- _Your goal_:
Pull out all lines from the listing below in which the word "center" appears.

Data tied to figure images:
● ● ● ● ●
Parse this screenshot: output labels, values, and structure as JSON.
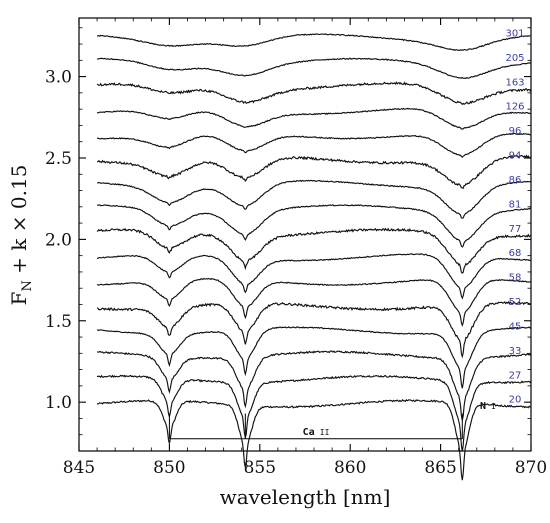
{
  "chart_data": {
    "type": "line",
    "title": "",
    "xlabel": "wavelength [nm]",
    "ylabel_parts": {
      "f": "F",
      "sub": "N",
      "rest": " + k × 0.15"
    },
    "xlim": [
      845,
      870
    ],
    "ylim": [
      0.7,
      3.36
    ],
    "x_ticks": [
      845,
      850,
      855,
      860,
      865,
      870
    ],
    "x_tick_labels": [
      "845",
      "850",
      "855",
      "860",
      "865",
      "870"
    ],
    "y_ticks": [
      1.0,
      1.5,
      2.0,
      2.5,
      3.0
    ],
    "y_tick_labels": [
      "1.0",
      "1.5",
      "2.0",
      "2.5",
      "3.0"
    ],
    "grid": false,
    "offset_step": 0.15,
    "spectrum_wavelength_range": [
      846,
      870
    ],
    "series_labels": [
      "20",
      "27",
      "33",
      "45",
      "52",
      "58",
      "68",
      "77",
      "81",
      "86",
      "94",
      "96",
      "126",
      "163",
      "205",
      "301"
    ],
    "series_baselines": [
      0.99,
      1.14,
      1.29,
      1.44,
      1.59,
      1.74,
      1.89,
      2.04,
      2.19,
      2.34,
      2.49,
      2.64,
      2.79,
      2.94,
      3.09,
      3.24
    ],
    "series_line_depth": [
      0.3,
      0.27,
      0.25,
      0.23,
      0.22,
      0.21,
      0.2,
      0.19,
      0.18,
      0.17,
      0.16,
      0.14,
      0.12,
      0.1,
      0.08,
      0.06
    ],
    "lines": [
      {
        "center": 850.0,
        "tag": "Ca II"
      },
      {
        "center": 854.2,
        "tag": "Ca II"
      },
      {
        "center": 866.2,
        "tag": "Ca II"
      }
    ],
    "annotations": {
      "ca_label_bold": "Ca",
      "ca_label_ion": "II",
      "n_label_bold": "N",
      "n_label_ion": "I"
    },
    "colors": {
      "line": "#111111",
      "series_label": "#3a3fa8"
    }
  }
}
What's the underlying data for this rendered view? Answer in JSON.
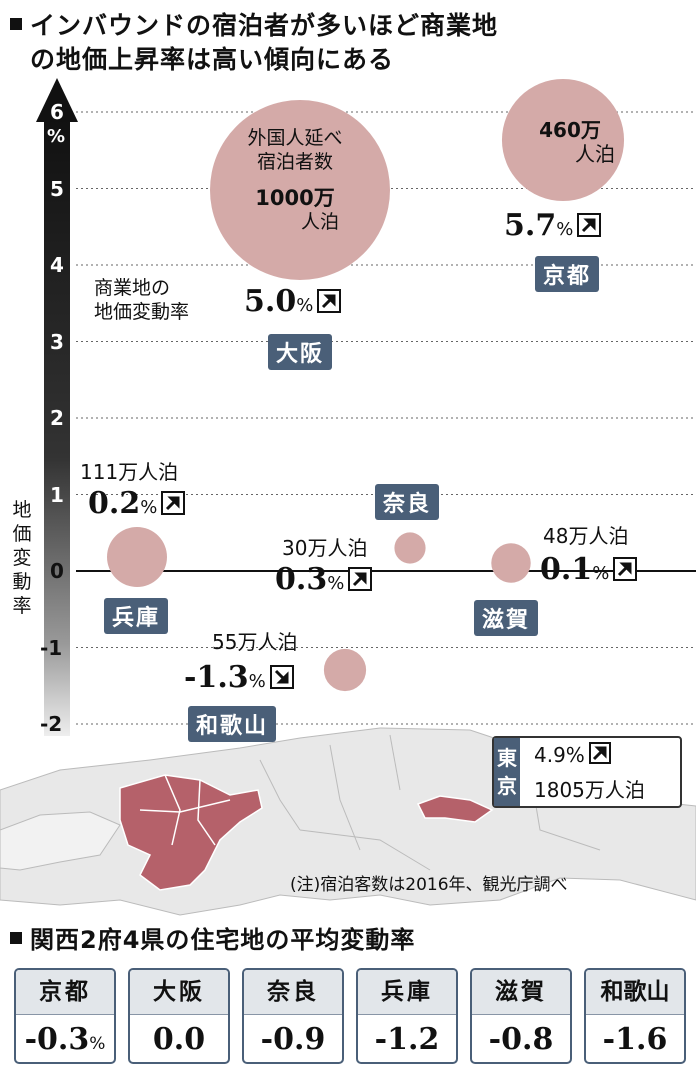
{
  "title_line1": "インバウンドの宿泊者が多いほど商業地",
  "title_line2": "の地価上昇率は高い傾向にある",
  "y_axis_label": "地価変動率",
  "bubble_size_legend": {
    "line1": "外国人延べ",
    "line2": "宿泊者数",
    "value": "1000万",
    "unit": "人泊"
  },
  "rate_legend": {
    "line1": "商業地の",
    "line2": "地価変動率"
  },
  "source_note": "(注)宿泊客数は2016年、観光庁調べ",
  "tokyo": {
    "name": "東京",
    "rate": "4.9%",
    "stays": "1805万人泊",
    "trend": "up"
  },
  "residential_title": "関西2府4県の住宅地の平均変動率",
  "colors": {
    "bubble": "#d4aaa8",
    "region_tag": "#4a5f78",
    "map_highlight": "#b5616a",
    "map_land": "#e8e8e8"
  },
  "chart_data": [
    {
      "type": "scatter",
      "title": "",
      "xlabel": "",
      "ylabel": "地価変動率",
      "y_unit": "%",
      "ylim": [
        -2,
        6.5
      ],
      "y_ticks": [
        "6",
        "5",
        "4",
        "3",
        "2",
        "1",
        "0",
        "-1",
        "-2"
      ],
      "grid": true,
      "points": [
        {
          "region": "大阪",
          "rate": 5.0,
          "rate_label": "5.0",
          "stays": 1000,
          "stays_label": "",
          "trend": "up"
        },
        {
          "region": "京都",
          "rate": 5.7,
          "rate_label": "5.7",
          "stays": 460,
          "stays_label": "460万人泊",
          "trend": "up"
        },
        {
          "region": "兵庫",
          "rate": 0.2,
          "rate_label": "0.2",
          "stays": 111,
          "stays_label": "111万人泊",
          "trend": "up"
        },
        {
          "region": "奈良",
          "rate": 0.3,
          "rate_label": "0.3",
          "stays": 30,
          "stays_label": "30万人泊",
          "trend": "up"
        },
        {
          "region": "滋賀",
          "rate": 0.1,
          "rate_label": "0.1",
          "stays": 48,
          "stays_label": "48万人泊",
          "trend": "up"
        },
        {
          "region": "和歌山",
          "rate": -1.3,
          "rate_label": "-1.3",
          "stays": 55,
          "stays_label": "55万人泊",
          "trend": "down"
        }
      ]
    },
    {
      "type": "table",
      "title": "関西2府4県の住宅地の平均変動率",
      "columns": [
        "京都",
        "大阪",
        "奈良",
        "兵庫",
        "滋賀",
        "和歌山"
      ],
      "values": [
        -0.3,
        0.0,
        -0.9,
        -1.2,
        -0.8,
        -1.6
      ],
      "labels": [
        "-0.3",
        "0.0",
        "-0.9",
        "-1.2",
        "-0.8",
        "-1.6"
      ],
      "units": [
        "%",
        "",
        "",
        "",
        "",
        ""
      ]
    }
  ]
}
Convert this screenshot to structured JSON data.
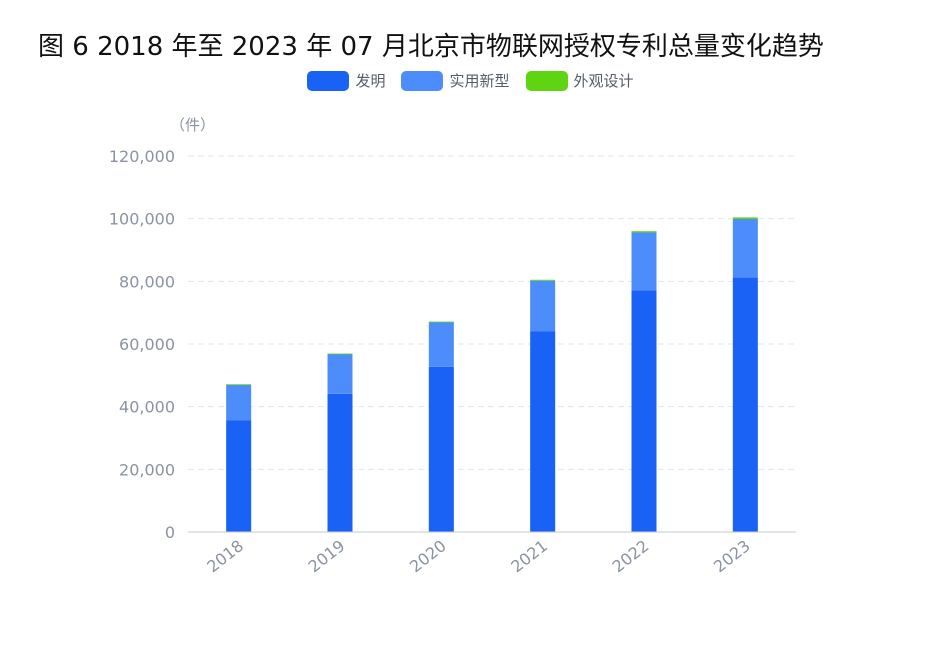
{
  "title": "图 6 2018 年至 2023 年 07 月北京市物联网授权专利总量变化趋势",
  "chart_data": {
    "type": "bar",
    "stacked": true,
    "categories": [
      "2018",
      "2019",
      "2020",
      "2021",
      "2022",
      "2023"
    ],
    "series": [
      {
        "name": "发明",
        "color": "#1a62f5",
        "values": [
          35700,
          44100,
          52700,
          64000,
          77100,
          81200
        ]
      },
      {
        "name": "实用新型",
        "color": "#4d8dfb",
        "values": [
          11300,
          12700,
          14300,
          16200,
          18500,
          18700
        ]
      },
      {
        "name": "外观设计",
        "color": "#5fd412",
        "values": [
          150,
          150,
          150,
          300,
          400,
          500
        ]
      }
    ],
    "ylim": [
      0,
      120000
    ],
    "yticks": [
      "0",
      "20,000",
      "40,000",
      "60,000",
      "80,000",
      "100,000",
      "120,000"
    ],
    "ytick_values": [
      0,
      20000,
      40000,
      60000,
      80000,
      100000,
      120000
    ],
    "y_unit": "（件）",
    "grid": true,
    "legend_position": "top-center"
  }
}
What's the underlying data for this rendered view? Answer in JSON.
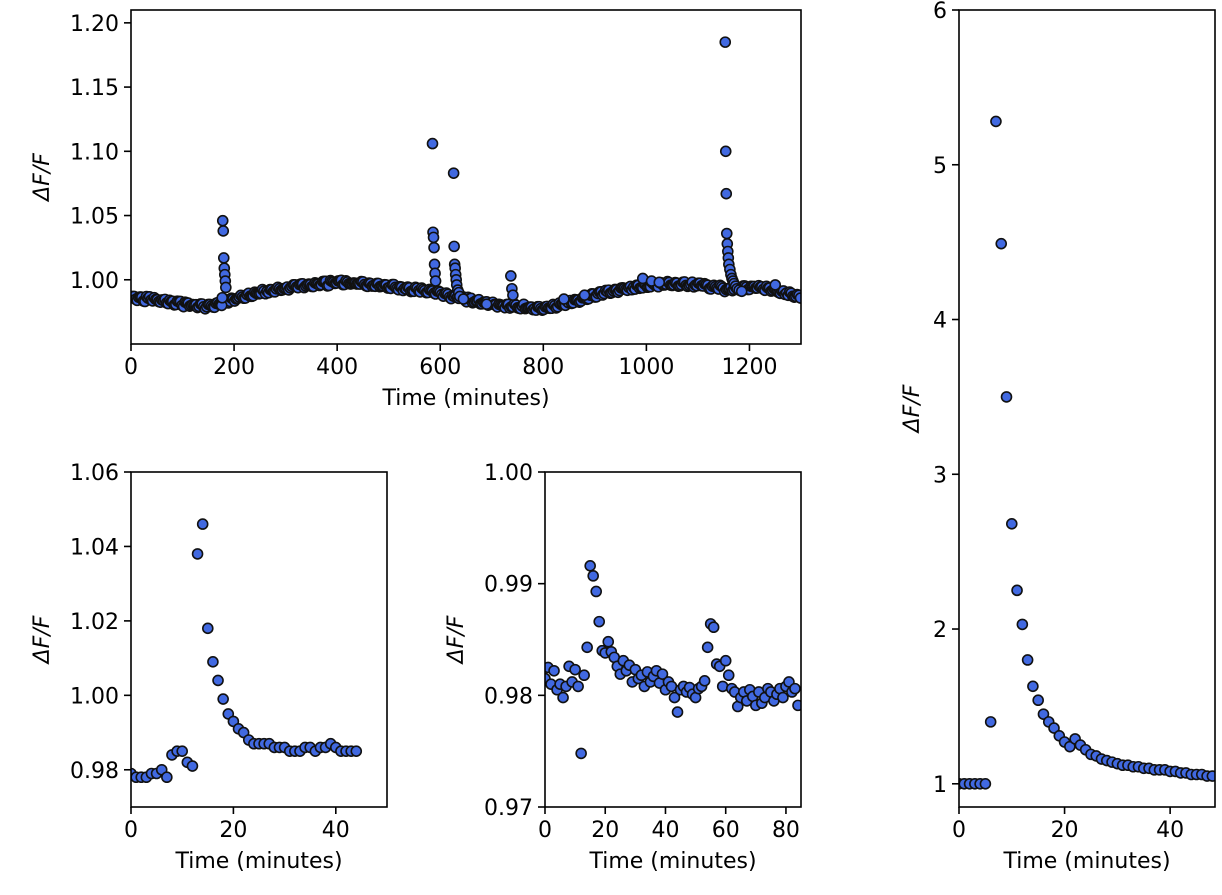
{
  "marker_fill": "#4169E1",
  "marker_edge": "#111111",
  "chart_data": [
    {
      "id": "top-left",
      "type": "scatter",
      "title": "",
      "xlabel": "Time (minutes)",
      "ylabel": "ΔF/F",
      "xlim": [
        0,
        1300
      ],
      "ylim": [
        0.95,
        1.21
      ],
      "xticks": [
        0,
        200,
        400,
        600,
        800,
        1000,
        1200
      ],
      "xtick_labels": [
        "0",
        "200",
        "400",
        "600",
        "800",
        "1000",
        "1200"
      ],
      "yticks": [
        1.0,
        1.05,
        1.1,
        1.15,
        1.2
      ],
      "ytick_labels": [
        "1.00",
        "1.05",
        "1.10",
        "1.15",
        "1.20"
      ],
      "grid": false,
      "baseline": [
        [
          0,
          0.986
        ],
        [
          60,
          0.984
        ],
        [
          100,
          0.981
        ],
        [
          150,
          0.979
        ],
        [
          200,
          0.985
        ],
        [
          260,
          0.991
        ],
        [
          330,
          0.995
        ],
        [
          400,
          0.998
        ],
        [
          450,
          0.997
        ],
        [
          520,
          0.994
        ],
        [
          580,
          0.991
        ],
        [
          600,
          0.989
        ],
        [
          660,
          0.984
        ],
        [
          700,
          0.981
        ],
        [
          760,
          0.979
        ],
        [
          800,
          0.978
        ],
        [
          850,
          0.982
        ],
        [
          900,
          0.988
        ],
        [
          960,
          0.993
        ],
        [
          1000,
          0.996
        ],
        [
          1050,
          0.997
        ],
        [
          1100,
          0.996
        ],
        [
          1140,
          0.994
        ],
        [
          1160,
          0.992
        ],
        [
          1200,
          0.994
        ],
        [
          1240,
          0.993
        ],
        [
          1270,
          0.99
        ],
        [
          1300,
          0.987
        ]
      ],
      "spikes": [
        {
          "x": [
            176,
            177,
            178,
            179,
            180,
            181,
            182,
            183,
            184
          ],
          "y": [
            0.98,
            0.986,
            1.046,
            1.038,
            1.017,
            1.009,
            1.004,
            0.999,
            0.994
          ]
        },
        {
          "x": [
            585,
            586,
            587,
            588,
            589,
            590,
            591
          ],
          "y": [
            1.106,
            1.037,
            1.033,
            1.025,
            1.012,
            1.005,
            0.999
          ]
        },
        {
          "x": [
            626,
            627,
            628,
            629,
            630,
            631,
            632,
            634,
            636,
            638
          ],
          "y": [
            1.083,
            1.026,
            1.012,
            1.009,
            1.004,
            1.0,
            0.996,
            0.992,
            0.99,
            0.987
          ]
        },
        {
          "x": [
            737,
            739,
            741
          ],
          "y": [
            1.003,
            0.993,
            0.988
          ]
        },
        {
          "x": [
            1153,
            1154,
            1155,
            1156,
            1157,
            1158,
            1159,
            1160,
            1162,
            1164,
            1166,
            1168,
            1170,
            1173,
            1176,
            1180,
            1185
          ],
          "y": [
            1.185,
            1.1,
            1.067,
            1.036,
            1.028,
            1.022,
            1.017,
            1.012,
            1.008,
            1.004,
            1.001,
            0.999,
            0.997,
            0.995,
            0.993,
            0.992,
            0.991
          ]
        },
        {
          "x": [
            645,
            690,
            840,
            880,
            993,
            1010,
            1025,
            1250
          ],
          "y": [
            0.985,
            0.981,
            0.985,
            0.988,
            1.001,
            0.999,
            0.998,
            0.996
          ]
        }
      ]
    },
    {
      "id": "bottom-left",
      "type": "scatter",
      "title": "",
      "xlabel": "Time (minutes)",
      "ylabel": "ΔF/F",
      "xlim": [
        0,
        50
      ],
      "ylim": [
        0.97,
        1.06
      ],
      "xticks": [
        0,
        20,
        40
      ],
      "xtick_labels": [
        "0",
        "20",
        "40"
      ],
      "yticks": [
        0.98,
        1.0,
        1.02,
        1.04,
        1.06
      ],
      "ytick_labels": [
        "0.98",
        "1.00",
        "1.02",
        "1.04",
        "1.06"
      ],
      "grid": false,
      "x": [
        0,
        1,
        2,
        3,
        4,
        5,
        6,
        7,
        8,
        9,
        10,
        11,
        12,
        13,
        14,
        15,
        16,
        17,
        18,
        19,
        20,
        21,
        22,
        23,
        24,
        25,
        26,
        27,
        28,
        29,
        30,
        31,
        32,
        33,
        34,
        35,
        36,
        37,
        38,
        39,
        40,
        41,
        42,
        43,
        44
      ],
      "y": [
        0.979,
        0.978,
        0.978,
        0.978,
        0.979,
        0.979,
        0.98,
        0.978,
        0.984,
        0.985,
        0.985,
        0.982,
        0.981,
        1.038,
        1.046,
        1.018,
        1.009,
        1.004,
        0.999,
        0.995,
        0.993,
        0.991,
        0.99,
        0.988,
        0.987,
        0.987,
        0.987,
        0.987,
        0.986,
        0.986,
        0.986,
        0.985,
        0.985,
        0.985,
        0.986,
        0.986,
        0.985,
        0.986,
        0.986,
        0.987,
        0.986,
        0.985,
        0.985,
        0.985,
        0.985
      ]
    },
    {
      "id": "bottom-middle",
      "type": "scatter",
      "title": "",
      "xlabel": "Time (minutes)",
      "ylabel": "ΔF/F",
      "xlim": [
        0,
        85
      ],
      "ylim": [
        0.97,
        1.0
      ],
      "xticks": [
        0,
        20,
        40,
        60,
        80
      ],
      "xtick_labels": [
        "0",
        "20",
        "40",
        "60",
        "80"
      ],
      "yticks": [
        0.97,
        0.98,
        0.99,
        1.0
      ],
      "ytick_labels": [
        "0.97",
        "0.98",
        "0.99",
        "1.00"
      ],
      "grid": false,
      "x": [
        0,
        1,
        2,
        3,
        4,
        5,
        6,
        7,
        8,
        9,
        10,
        11,
        12,
        13,
        14,
        15,
        16,
        17,
        18,
        19,
        20,
        21,
        22,
        23,
        24,
        25,
        26,
        27,
        28,
        29,
        30,
        31,
        32,
        33,
        34,
        35,
        36,
        37,
        38,
        39,
        40,
        41,
        42,
        43,
        44,
        45,
        46,
        47,
        48,
        49,
        50,
        51,
        52,
        53,
        54,
        55,
        56,
        57,
        58,
        59,
        60,
        61,
        62,
        63,
        64,
        65,
        66,
        67,
        68,
        69,
        70,
        71,
        72,
        73,
        74,
        75,
        76,
        77,
        78,
        79,
        80,
        81,
        82,
        83,
        84
      ],
      "y": [
        0.9815,
        0.9825,
        0.981,
        0.9822,
        0.9805,
        0.981,
        0.9798,
        0.9808,
        0.9826,
        0.9812,
        0.9823,
        0.9808,
        0.9748,
        0.9818,
        0.9843,
        0.9916,
        0.9907,
        0.9893,
        0.9866,
        0.984,
        0.9838,
        0.9848,
        0.9839,
        0.9834,
        0.9826,
        0.9819,
        0.9831,
        0.9822,
        0.9827,
        0.9812,
        0.9823,
        0.9815,
        0.9818,
        0.9808,
        0.9821,
        0.9812,
        0.9817,
        0.9822,
        0.9811,
        0.9819,
        0.9805,
        0.9812,
        0.9808,
        0.9798,
        0.9785,
        0.9805,
        0.9808,
        0.9803,
        0.9807,
        0.9801,
        0.9798,
        0.9806,
        0.9808,
        0.9813,
        0.9843,
        0.9864,
        0.9861,
        0.9828,
        0.9826,
        0.9808,
        0.9831,
        0.9818,
        0.9806,
        0.9803,
        0.979,
        0.9798,
        0.9803,
        0.9795,
        0.9805,
        0.9799,
        0.9791,
        0.9803,
        0.9793,
        0.9798,
        0.9806,
        0.9803,
        0.9795,
        0.9801,
        0.9806,
        0.9798,
        0.9808,
        0.9812,
        0.9803,
        0.9806,
        0.9791
      ]
    },
    {
      "id": "right",
      "type": "scatter",
      "title": "",
      "xlabel": "Time (minutes)",
      "ylabel": "ΔF/F",
      "xlim": [
        0,
        48.5
      ],
      "ylim": [
        0.85,
        6.0
      ],
      "xticks": [
        0,
        20,
        40
      ],
      "xtick_labels": [
        "0",
        "20",
        "40"
      ],
      "yticks": [
        1,
        2,
        3,
        4,
        5,
        6
      ],
      "ytick_labels": [
        "1",
        "2",
        "3",
        "4",
        "5",
        "6"
      ],
      "grid": false,
      "x": [
        0,
        1,
        2,
        3,
        4,
        5,
        6,
        7,
        8,
        9,
        10,
        11,
        12,
        13,
        14,
        15,
        16,
        17,
        18,
        19,
        20,
        21,
        22,
        23,
        24,
        25,
        26,
        27,
        28,
        29,
        30,
        31,
        32,
        33,
        34,
        35,
        36,
        37,
        38,
        39,
        40,
        41,
        42,
        43,
        44,
        45,
        46,
        47,
        48
      ],
      "y": [
        1.0,
        1.0,
        1.0,
        1.0,
        1.0,
        1.0,
        1.4,
        5.28,
        4.49,
        3.5,
        2.68,
        2.25,
        2.03,
        1.8,
        1.63,
        1.54,
        1.45,
        1.4,
        1.36,
        1.31,
        1.27,
        1.24,
        1.29,
        1.25,
        1.22,
        1.19,
        1.18,
        1.16,
        1.15,
        1.14,
        1.13,
        1.12,
        1.12,
        1.11,
        1.11,
        1.1,
        1.1,
        1.09,
        1.09,
        1.09,
        1.08,
        1.08,
        1.07,
        1.07,
        1.06,
        1.06,
        1.06,
        1.05,
        1.05
      ]
    }
  ]
}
● ● ● ● ●
- _Correct result_:
        "center": 850.0,
        "center": 854.2,
        "center": 866.2,
    "legend_position": "top-center"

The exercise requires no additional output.